-- START OF Dataset content --
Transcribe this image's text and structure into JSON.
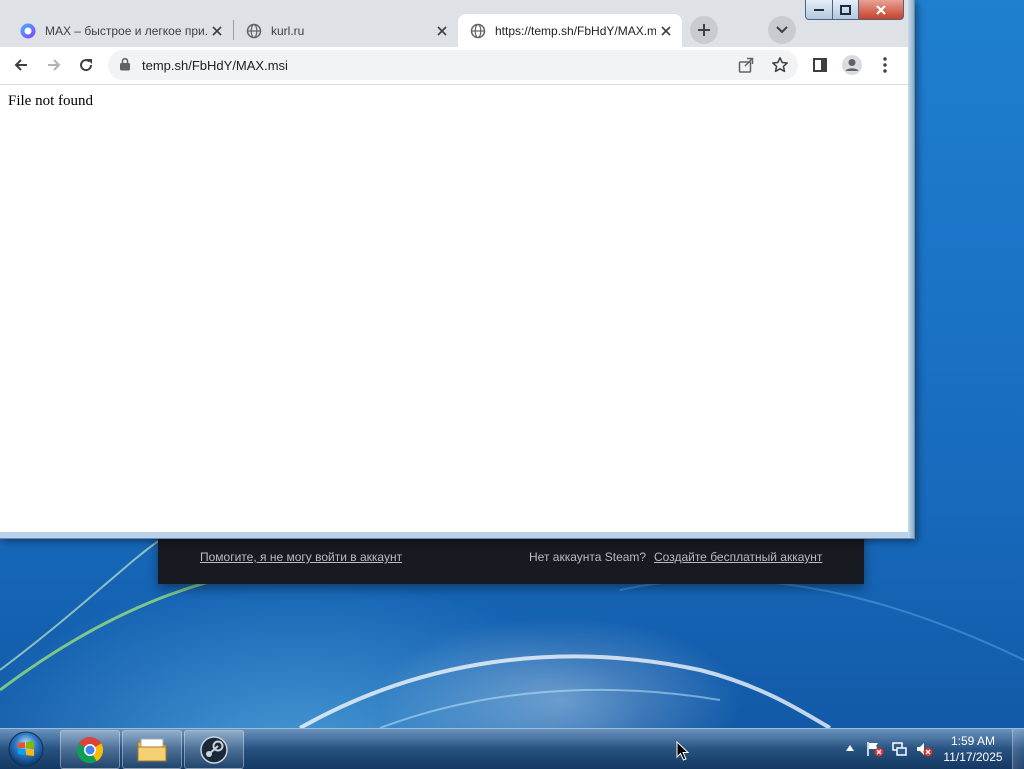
{
  "browser": {
    "tabs": [
      {
        "title": "MAX – быстрое и легкое при...",
        "favicon": "max-logo-icon",
        "active": false
      },
      {
        "title": "kurl.ru",
        "favicon": "globe-icon",
        "active": false
      },
      {
        "title": "https://temp.sh/FbHdY/MAX.msi",
        "favicon": "globe-icon",
        "active": true
      }
    ],
    "address": "temp.sh/FbHdY/MAX.msi",
    "page_text": "File not found"
  },
  "steam_login_footer": {
    "help_link": "Помогите, я не могу войти в аккаунт",
    "no_account": "Нет аккаунта Steam?",
    "create_link": "Создайте бесплатный аккаунт"
  },
  "taskbar": {
    "apps": [
      "chrome-icon",
      "file-explorer-icon",
      "steam-icon"
    ],
    "clock_time": "1:59 AM",
    "clock_date": "11/17/2025"
  },
  "colors": {
    "tabstrip": "#dee1e6",
    "steam_panel": "#181a21",
    "close_button": "#c7412a"
  }
}
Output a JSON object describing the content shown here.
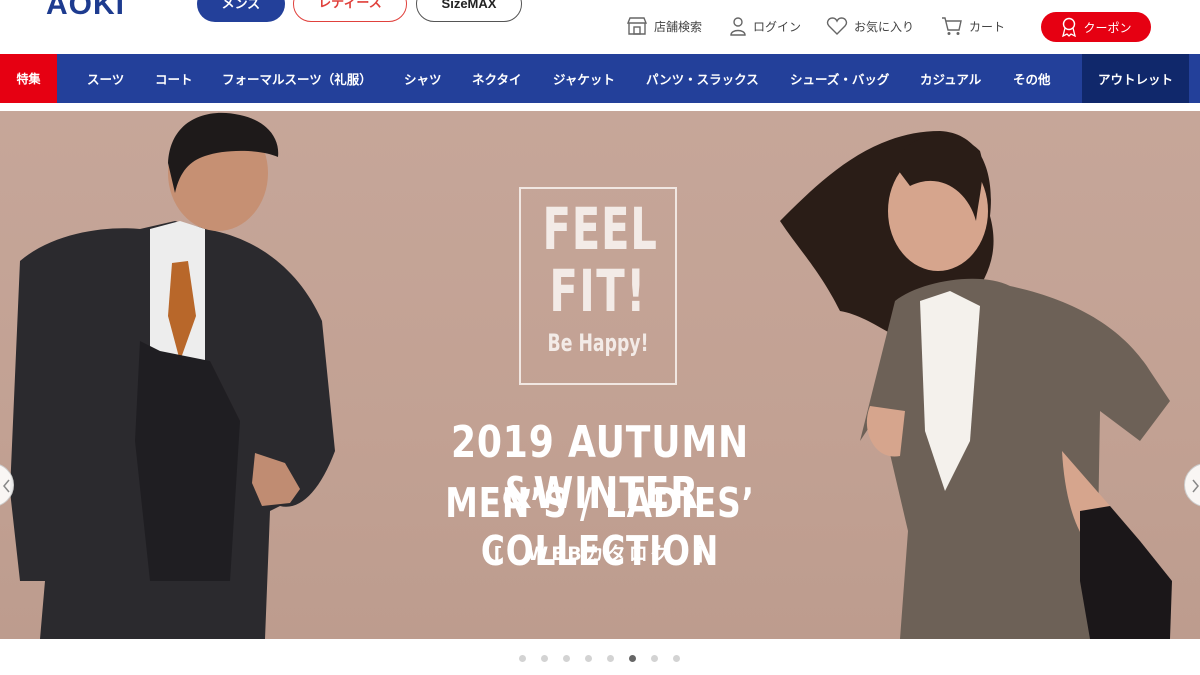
{
  "brand": {
    "logo_text": "AOKI",
    "color": "#1d3b8f"
  },
  "header": {
    "segments": [
      {
        "label": "メンズ"
      },
      {
        "label": "レディース"
      },
      {
        "label": "SizeMAX"
      }
    ],
    "utility": [
      {
        "label": "店舗検索",
        "icon": "store-icon"
      },
      {
        "label": "ログイン",
        "icon": "user-icon"
      },
      {
        "label": "お気に入り",
        "icon": "heart-icon"
      },
      {
        "label": "カート",
        "icon": "cart-icon"
      }
    ],
    "coupon_label": "クーポン"
  },
  "nav": {
    "feature": "特集",
    "items": [
      "スーツ",
      "コート",
      "フォーマルスーツ（礼服）",
      "シャツ",
      "ネクタイ",
      "ジャケット",
      "パンツ・スラックス",
      "シューズ・バッグ",
      "カジュアル",
      "その他"
    ],
    "outlet": "アウトレット"
  },
  "hero": {
    "feel_1": "FEEL",
    "feel_2": "FIT!",
    "feel_3": "Be Happy!",
    "line1": "2019 AUTUMN &WINTER",
    "line2": "MEN’S / LADIES’ COLLECTION",
    "cta": "[　WEBカタログ　]"
  },
  "carousel": {
    "total": 8,
    "active_index": 5
  },
  "colors": {
    "nav_blue": "#23409a",
    "outlet_navy": "#10286b",
    "accent_red": "#e60012",
    "hero_bg": "#c6a699"
  }
}
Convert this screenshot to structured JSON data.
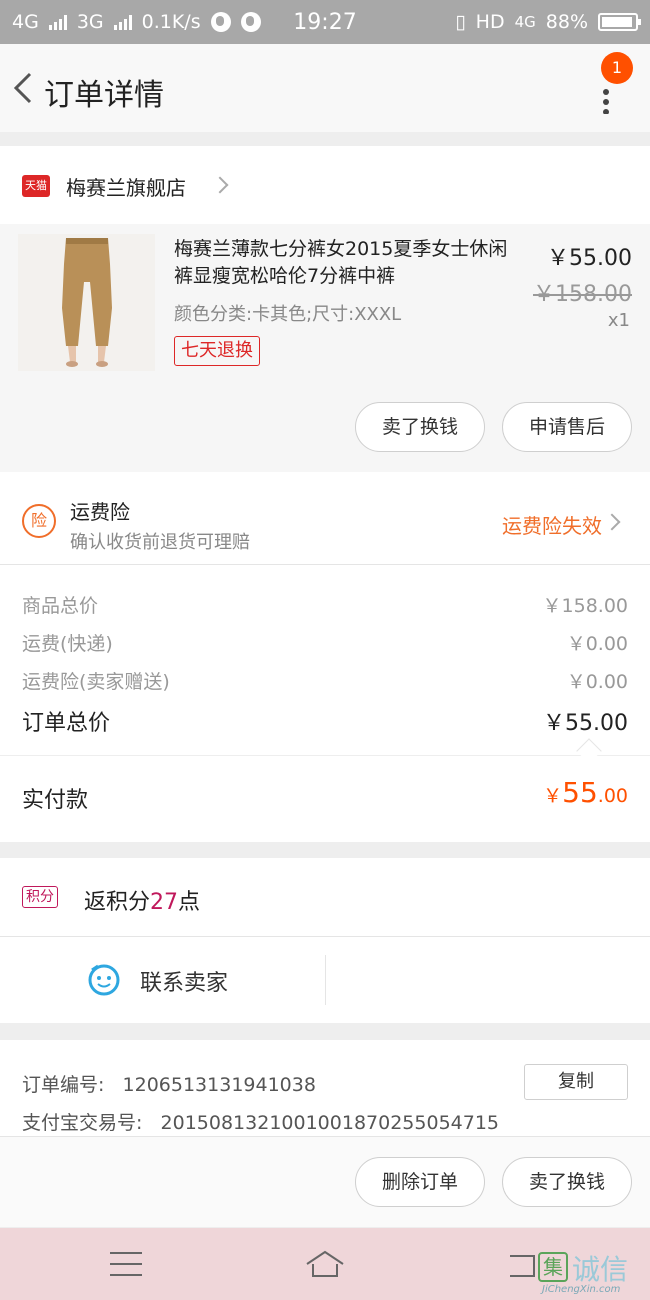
{
  "status_bar": {
    "net1": "4G",
    "net2": "3G",
    "speed": "0.1K/s",
    "time": "19:27",
    "hd": "HD",
    "net3": "4G",
    "battery": "88%"
  },
  "header": {
    "title": "订单详情",
    "notification_count": "1"
  },
  "store": {
    "badge": "天猫",
    "name": "梅赛兰旗舰店"
  },
  "product": {
    "title": "梅赛兰薄款七分裤女2015夏季女士休闲裤显瘦宽松哈伦7分裤中裤",
    "sku": "颜色分类:卡其色;尺寸:XXXL",
    "return_policy": "七天退换",
    "price": "￥55.00",
    "original_price": "￥158.00",
    "quantity": "x1",
    "btn_resell": "卖了换钱",
    "btn_aftersale": "申请售后"
  },
  "insurance": {
    "icon_text": "险",
    "title": "运费险",
    "subtitle": "确认收货前退货可理赔",
    "status": "运费险失效"
  },
  "breakdown": {
    "rows": [
      {
        "label": "商品总价",
        "value": "￥158.00"
      },
      {
        "label": "运费(快递)",
        "value": "￥0.00"
      },
      {
        "label": "运费险(卖家赠送)",
        "value": "￥0.00"
      }
    ],
    "total_label": "订单总价",
    "total_value": "￥55.00",
    "paid_label": "实付款",
    "paid_currency": "￥",
    "paid_int": "55",
    "paid_dec": ".00"
  },
  "points": {
    "badge": "积分",
    "prefix": "返积分",
    "amount": "27",
    "suffix": "点"
  },
  "contact": {
    "label": "联系卖家"
  },
  "order_info": {
    "order_no_label": "订单编号:",
    "order_no": "1206513131941038",
    "alipay_label": "支付宝交易号:",
    "alipay_no": "2015081321001001870255054715",
    "copy": "复制"
  },
  "actions": {
    "delete": "删除订单",
    "resell": "卖了换钱"
  },
  "watermark": {
    "box": "集",
    "text": "诚信",
    "url": "JiChengXin.com"
  },
  "colors": {
    "accent": "#ff5000",
    "tmall_red": "#dd2727",
    "points_magenta": "#c0185b",
    "insurance_orange": "#f06e2a"
  }
}
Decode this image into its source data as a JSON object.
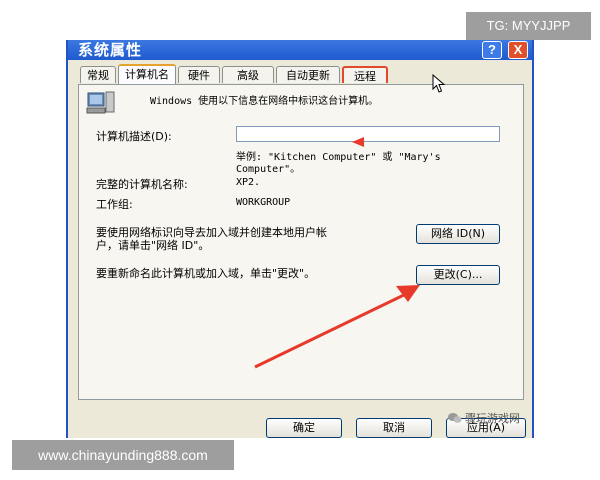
{
  "overlay": {
    "tg_badge": "TG: MYYJJPP",
    "site_badge": "www.chinayunding888.com",
    "watermark_text": "骤玩游戏网"
  },
  "window": {
    "title": "系统属性",
    "help_button": "?",
    "close_button": "X"
  },
  "tabs": [
    {
      "label": "常规",
      "active": false
    },
    {
      "label": "计算机名",
      "active": true
    },
    {
      "label": "硬件",
      "active": false
    },
    {
      "label": "高级",
      "active": false
    },
    {
      "label": "自动更新",
      "active": false
    },
    {
      "label": "远程",
      "active": false
    }
  ],
  "computer_name_tab": {
    "intro": "Windows 使用以下信息在网络中标识这台计算机。",
    "description_label": "计算机描述(D):",
    "description_value": "",
    "example_line1": "举例: \"Kitchen Computer\" 或 \"Mary's",
    "example_line2": "Computer\"。",
    "full_name_label": "完整的计算机名称:",
    "full_name_value": "XP2.",
    "workgroup_label": "工作组:",
    "workgroup_value": "WORKGROUP",
    "network_id_text_line1": "要使用网络标识向导去加入域并创建本地用户帐",
    "network_id_text_line2": "户，请单击\"网络 ID\"。",
    "network_id_button": "网络 ID(N)",
    "rename_text": "要重新命名此计算机或加入域，单击\"更改\"。",
    "change_button": "更改(C)..."
  },
  "footer": {
    "ok_button": "确定",
    "cancel_button": "取消",
    "apply_button": "应用(A)"
  },
  "colors": {
    "title_bar": "#2a62d8",
    "dialog_bg": "#ece9d8",
    "annotation_red": "#e83a2a"
  }
}
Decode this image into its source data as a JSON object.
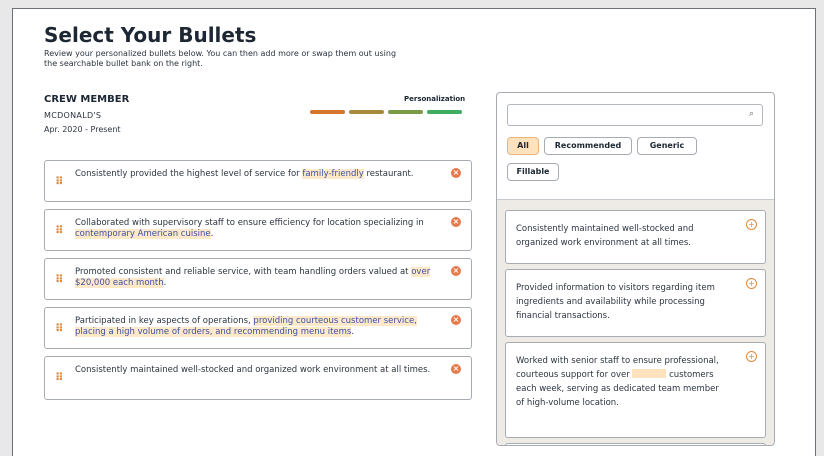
{
  "page": {
    "title": "Select Your Bullets",
    "subtitle": "Review your personalized bullets below. You can then add more or swap them out using the searchable bullet bank on the right."
  },
  "job": {
    "title": "CREW MEMBER",
    "employer": "MCDONALD'S",
    "dates": "Apr. 2020 - Present",
    "personalization_label": "Personalization",
    "personalization_colors": [
      "#d4742f",
      "#a88a3c",
      "#7a9a45",
      "#3fae63"
    ]
  },
  "bullets": [
    {
      "pre": "Consistently provided the highest level of service for ",
      "hl": "family-friendly",
      "post": " restaurant."
    },
    {
      "pre": "Collaborated with supervisory staff to ensure efficiency for location specializing in ",
      "hl": "contemporary American cuisine",
      "post": "."
    },
    {
      "pre": "Promoted consistent and reliable service, with team handling orders valued at ",
      "hl": "over $20,000 each month",
      "post": "."
    },
    {
      "pre": "Participated in key aspects of operations, ",
      "hl": "providing courteous customer service, placing a high volume of orders, and recommending menu items",
      "post": "."
    },
    {
      "pre": "Consistently maintained well-stocked and organized work environment at all times.",
      "hl": "",
      "post": ""
    }
  ],
  "bank": {
    "search_placeholder": "",
    "filters": [
      "All",
      "Recommended",
      "Generic",
      "Fillable"
    ],
    "active_filter": "All",
    "items": [
      {
        "text": "Consistently maintained well-stocked and organized work environment at all times."
      },
      {
        "text": "Provided information to visitors regarding item ingredients and availability while processing financial transactions."
      },
      {
        "pre": "Worked with senior staff to ensure professional, courteous support for over ",
        "post": " customers each week, serving as dedicated team member of high-volume location."
      }
    ]
  },
  "icons": {
    "drag": "drag-handle-icon",
    "remove": "remove-icon",
    "add": "add-icon",
    "search": "search-icon"
  },
  "colors": {
    "accent": "#e08a3c",
    "highlight_bg": "#fde9c8",
    "highlight_text": "#3b4fa8"
  }
}
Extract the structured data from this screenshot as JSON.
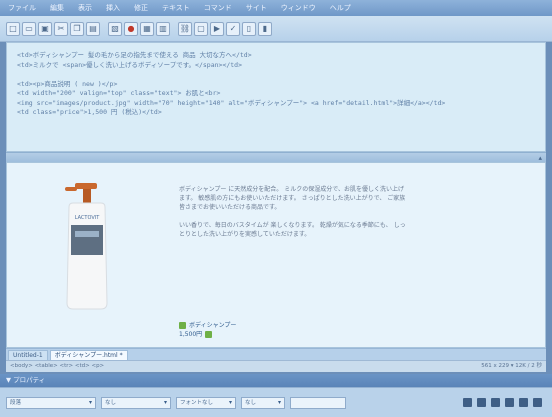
-- END OF Dataset content --
Extract from the material all lines containing the string "JSON".

§ **Exercise solution**:
Transcribe this image's text and structure into JSON.
Output a JSON object describing the content shown here.
Convert this screenshot to structured JSON data.
Decode this image into its source data as a JSON object.
Decode this image into its source data as a JSON object.
Extract the structured data from this screenshot as JSON.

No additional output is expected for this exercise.